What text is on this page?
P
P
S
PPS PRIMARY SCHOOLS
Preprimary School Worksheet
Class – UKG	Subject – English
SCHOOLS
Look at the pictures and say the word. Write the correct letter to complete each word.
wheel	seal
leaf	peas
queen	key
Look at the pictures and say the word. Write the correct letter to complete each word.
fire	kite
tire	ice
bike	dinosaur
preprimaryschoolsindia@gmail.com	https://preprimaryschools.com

-------

*WRITTEN TASK*
Extract the full set of entries word for word.

*COMPLETE ANSWER*
What text is on this page?
P
P
S
PPS PRIMARY SCHOOLS
Preprimary School Worksheet
Class – UKG	Subject – English
SCHOOLS
Look at the pictures and say the word. Write the correct letter to complete each word.
wheel	seal
leaf	peas
queen	key
Look at the pictures and say the word. Write the correct letter to complete each word.
fire	kite
tire	ice
bike	dinosaur
preprimaryschoolsindia@gmail.com	https://preprimaryschools.com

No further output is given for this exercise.